*Brief*
From the entries that follow, copy every line with the word "sales".

*Record set*
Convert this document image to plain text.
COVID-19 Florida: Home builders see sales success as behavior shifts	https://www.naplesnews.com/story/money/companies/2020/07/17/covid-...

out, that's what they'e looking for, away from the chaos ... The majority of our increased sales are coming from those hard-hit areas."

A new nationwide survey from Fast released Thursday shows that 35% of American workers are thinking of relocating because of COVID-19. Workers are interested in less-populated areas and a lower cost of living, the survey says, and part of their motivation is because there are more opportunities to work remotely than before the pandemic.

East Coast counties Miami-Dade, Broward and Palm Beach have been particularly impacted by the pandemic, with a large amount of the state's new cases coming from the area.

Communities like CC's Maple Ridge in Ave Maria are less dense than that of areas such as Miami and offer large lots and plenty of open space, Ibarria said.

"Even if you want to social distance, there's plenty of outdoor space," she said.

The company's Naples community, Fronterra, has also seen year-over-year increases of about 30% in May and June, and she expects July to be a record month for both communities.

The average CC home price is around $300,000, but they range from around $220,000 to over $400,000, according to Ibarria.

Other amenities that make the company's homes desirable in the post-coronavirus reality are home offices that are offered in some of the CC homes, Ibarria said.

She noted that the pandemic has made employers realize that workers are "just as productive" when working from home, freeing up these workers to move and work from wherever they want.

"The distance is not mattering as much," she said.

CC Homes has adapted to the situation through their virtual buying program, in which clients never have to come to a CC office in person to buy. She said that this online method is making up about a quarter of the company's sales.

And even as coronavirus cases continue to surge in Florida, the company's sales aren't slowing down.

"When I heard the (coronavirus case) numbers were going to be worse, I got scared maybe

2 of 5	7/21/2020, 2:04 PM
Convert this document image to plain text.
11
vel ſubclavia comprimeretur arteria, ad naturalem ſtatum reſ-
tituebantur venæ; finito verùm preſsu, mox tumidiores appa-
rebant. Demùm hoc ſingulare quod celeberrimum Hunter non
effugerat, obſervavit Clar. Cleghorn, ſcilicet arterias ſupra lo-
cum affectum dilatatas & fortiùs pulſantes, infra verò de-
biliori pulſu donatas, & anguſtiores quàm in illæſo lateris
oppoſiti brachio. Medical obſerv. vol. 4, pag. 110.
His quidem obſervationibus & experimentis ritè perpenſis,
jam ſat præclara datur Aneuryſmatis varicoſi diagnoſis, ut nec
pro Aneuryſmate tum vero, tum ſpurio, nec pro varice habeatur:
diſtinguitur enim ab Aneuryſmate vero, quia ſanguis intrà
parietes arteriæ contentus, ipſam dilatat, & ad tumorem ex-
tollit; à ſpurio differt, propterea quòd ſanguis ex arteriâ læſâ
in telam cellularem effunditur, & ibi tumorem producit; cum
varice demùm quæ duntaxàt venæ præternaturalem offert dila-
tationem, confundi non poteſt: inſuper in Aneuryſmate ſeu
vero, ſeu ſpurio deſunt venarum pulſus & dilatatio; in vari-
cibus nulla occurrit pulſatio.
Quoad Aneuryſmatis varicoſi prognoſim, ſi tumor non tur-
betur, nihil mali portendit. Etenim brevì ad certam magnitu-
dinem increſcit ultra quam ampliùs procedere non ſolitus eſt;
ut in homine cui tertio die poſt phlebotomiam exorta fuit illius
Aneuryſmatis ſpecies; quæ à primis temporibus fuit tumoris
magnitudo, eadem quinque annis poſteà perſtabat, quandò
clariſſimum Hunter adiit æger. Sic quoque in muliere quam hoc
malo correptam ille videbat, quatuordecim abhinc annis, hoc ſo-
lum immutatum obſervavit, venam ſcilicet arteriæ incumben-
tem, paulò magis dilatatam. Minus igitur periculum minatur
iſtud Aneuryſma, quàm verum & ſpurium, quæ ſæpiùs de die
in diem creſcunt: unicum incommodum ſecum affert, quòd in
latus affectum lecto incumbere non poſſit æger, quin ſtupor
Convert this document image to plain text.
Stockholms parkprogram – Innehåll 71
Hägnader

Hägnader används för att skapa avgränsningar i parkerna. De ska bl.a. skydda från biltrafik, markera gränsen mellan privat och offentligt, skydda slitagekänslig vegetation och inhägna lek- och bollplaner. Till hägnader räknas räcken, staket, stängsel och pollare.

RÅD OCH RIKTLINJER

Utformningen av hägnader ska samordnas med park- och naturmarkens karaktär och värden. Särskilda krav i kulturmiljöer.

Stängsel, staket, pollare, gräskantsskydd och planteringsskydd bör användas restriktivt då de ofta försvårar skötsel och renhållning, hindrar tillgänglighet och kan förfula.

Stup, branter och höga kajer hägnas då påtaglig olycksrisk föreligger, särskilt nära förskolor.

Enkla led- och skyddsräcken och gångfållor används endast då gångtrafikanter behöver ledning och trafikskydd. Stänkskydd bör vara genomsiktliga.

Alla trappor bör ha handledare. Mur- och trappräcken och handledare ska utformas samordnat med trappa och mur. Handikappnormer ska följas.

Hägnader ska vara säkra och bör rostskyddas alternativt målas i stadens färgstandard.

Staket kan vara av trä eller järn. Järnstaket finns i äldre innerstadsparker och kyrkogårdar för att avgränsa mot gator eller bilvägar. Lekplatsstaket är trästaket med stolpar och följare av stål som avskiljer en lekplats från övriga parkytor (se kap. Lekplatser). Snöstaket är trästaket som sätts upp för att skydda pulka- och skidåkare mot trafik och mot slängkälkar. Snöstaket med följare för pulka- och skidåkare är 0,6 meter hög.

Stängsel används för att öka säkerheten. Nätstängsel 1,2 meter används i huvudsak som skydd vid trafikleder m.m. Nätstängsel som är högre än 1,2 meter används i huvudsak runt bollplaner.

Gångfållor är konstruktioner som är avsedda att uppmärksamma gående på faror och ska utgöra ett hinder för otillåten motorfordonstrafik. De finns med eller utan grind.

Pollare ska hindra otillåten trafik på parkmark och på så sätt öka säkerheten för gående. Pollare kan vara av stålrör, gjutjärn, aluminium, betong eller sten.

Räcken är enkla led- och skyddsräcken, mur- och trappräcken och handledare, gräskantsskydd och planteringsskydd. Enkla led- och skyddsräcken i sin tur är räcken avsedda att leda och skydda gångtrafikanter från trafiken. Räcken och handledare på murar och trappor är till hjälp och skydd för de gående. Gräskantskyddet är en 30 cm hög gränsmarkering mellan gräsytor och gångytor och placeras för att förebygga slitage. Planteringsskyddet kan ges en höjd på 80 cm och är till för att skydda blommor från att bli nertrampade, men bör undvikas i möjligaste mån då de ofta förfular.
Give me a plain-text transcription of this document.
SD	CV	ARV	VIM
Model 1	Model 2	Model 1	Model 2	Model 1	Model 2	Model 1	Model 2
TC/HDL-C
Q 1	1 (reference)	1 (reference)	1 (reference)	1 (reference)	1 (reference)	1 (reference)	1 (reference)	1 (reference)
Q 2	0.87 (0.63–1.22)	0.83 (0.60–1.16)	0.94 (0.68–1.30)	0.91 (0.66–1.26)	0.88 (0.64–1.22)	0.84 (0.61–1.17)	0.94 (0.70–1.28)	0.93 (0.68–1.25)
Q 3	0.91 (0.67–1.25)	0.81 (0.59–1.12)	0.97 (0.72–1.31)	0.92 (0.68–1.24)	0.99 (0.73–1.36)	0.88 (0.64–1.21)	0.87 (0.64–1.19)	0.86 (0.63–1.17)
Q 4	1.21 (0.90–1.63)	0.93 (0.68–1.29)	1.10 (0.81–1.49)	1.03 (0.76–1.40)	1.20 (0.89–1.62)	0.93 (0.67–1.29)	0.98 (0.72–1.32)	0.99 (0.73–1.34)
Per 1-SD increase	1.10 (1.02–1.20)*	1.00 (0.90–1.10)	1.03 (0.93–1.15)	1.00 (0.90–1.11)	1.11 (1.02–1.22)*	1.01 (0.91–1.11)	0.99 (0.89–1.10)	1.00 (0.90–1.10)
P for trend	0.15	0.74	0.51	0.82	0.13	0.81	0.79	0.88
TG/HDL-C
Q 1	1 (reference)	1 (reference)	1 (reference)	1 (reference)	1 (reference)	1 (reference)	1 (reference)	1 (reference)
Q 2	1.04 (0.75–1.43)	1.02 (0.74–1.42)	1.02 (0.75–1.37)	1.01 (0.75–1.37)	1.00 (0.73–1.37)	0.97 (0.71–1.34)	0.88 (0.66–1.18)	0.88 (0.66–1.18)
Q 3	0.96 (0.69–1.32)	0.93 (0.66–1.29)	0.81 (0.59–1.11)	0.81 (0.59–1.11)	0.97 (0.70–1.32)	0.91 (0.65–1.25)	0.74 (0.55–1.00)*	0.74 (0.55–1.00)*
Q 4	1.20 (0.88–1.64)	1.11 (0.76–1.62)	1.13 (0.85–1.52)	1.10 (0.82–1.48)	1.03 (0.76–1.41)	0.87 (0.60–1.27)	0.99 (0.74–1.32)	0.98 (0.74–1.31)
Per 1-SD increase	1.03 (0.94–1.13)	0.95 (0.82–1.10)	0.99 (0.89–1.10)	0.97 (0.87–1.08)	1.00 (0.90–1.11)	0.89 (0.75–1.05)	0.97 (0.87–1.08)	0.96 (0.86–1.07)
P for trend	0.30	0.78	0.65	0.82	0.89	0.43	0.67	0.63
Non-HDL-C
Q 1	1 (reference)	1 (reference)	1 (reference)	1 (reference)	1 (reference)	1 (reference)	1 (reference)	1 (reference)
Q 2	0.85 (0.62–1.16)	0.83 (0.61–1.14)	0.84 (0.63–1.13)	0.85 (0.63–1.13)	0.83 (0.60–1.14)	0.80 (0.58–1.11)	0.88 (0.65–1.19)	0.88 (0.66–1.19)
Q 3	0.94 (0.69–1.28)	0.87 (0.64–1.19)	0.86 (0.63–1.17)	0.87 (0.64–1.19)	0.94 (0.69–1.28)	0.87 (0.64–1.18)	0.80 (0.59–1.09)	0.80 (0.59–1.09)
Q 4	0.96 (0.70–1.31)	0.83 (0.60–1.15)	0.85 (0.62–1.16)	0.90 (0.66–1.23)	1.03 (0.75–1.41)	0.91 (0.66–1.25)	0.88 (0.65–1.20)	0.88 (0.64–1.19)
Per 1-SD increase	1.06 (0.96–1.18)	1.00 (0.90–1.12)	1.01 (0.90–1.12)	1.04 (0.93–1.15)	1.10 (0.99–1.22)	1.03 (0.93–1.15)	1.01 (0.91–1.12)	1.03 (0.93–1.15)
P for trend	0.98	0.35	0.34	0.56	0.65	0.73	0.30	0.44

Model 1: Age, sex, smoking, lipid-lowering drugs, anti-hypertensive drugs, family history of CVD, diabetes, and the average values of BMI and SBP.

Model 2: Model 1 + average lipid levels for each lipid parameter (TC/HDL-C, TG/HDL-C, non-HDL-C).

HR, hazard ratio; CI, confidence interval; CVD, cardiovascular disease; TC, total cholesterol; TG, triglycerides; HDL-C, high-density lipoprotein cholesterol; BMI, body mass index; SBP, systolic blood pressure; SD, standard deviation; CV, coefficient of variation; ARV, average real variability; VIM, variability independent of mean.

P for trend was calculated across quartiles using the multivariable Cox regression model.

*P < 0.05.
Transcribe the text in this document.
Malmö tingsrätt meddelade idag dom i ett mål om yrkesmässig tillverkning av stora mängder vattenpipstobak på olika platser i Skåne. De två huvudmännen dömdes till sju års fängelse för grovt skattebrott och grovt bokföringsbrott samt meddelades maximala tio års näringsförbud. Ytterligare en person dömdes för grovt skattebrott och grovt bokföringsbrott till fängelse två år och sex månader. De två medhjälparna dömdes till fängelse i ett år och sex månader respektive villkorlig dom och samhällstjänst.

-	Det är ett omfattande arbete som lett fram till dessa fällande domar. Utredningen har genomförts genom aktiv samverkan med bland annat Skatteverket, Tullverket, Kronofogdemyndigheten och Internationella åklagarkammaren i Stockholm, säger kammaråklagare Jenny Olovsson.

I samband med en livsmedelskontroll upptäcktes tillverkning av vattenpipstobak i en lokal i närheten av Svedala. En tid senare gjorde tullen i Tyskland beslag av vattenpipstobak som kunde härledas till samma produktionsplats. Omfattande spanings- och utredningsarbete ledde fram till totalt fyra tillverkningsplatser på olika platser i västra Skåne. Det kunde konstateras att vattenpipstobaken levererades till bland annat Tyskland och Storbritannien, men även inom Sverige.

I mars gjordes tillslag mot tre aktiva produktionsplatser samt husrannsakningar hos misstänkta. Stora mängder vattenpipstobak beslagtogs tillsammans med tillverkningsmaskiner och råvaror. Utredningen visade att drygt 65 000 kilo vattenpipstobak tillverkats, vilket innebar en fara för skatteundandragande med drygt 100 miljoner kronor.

*Answer*
COVID-19 Florida: Home builders see sales success as behavior shifts	https://www.naplesnews.com/story/money/companies/2020/07/17/covid-...
out, that's what they'e looking for, away from the chaos ... The majority of our increased sales are coming from those hard-hit areas."
CC Homes has adapted to the situation through their virtual buying program, in which clients never have to come to a CC office in person to buy. She said that this online method is making up about a quarter of the company's sales.
And even as coronavirus cases continue to surge in Florida, the company's sales aren't slowing down.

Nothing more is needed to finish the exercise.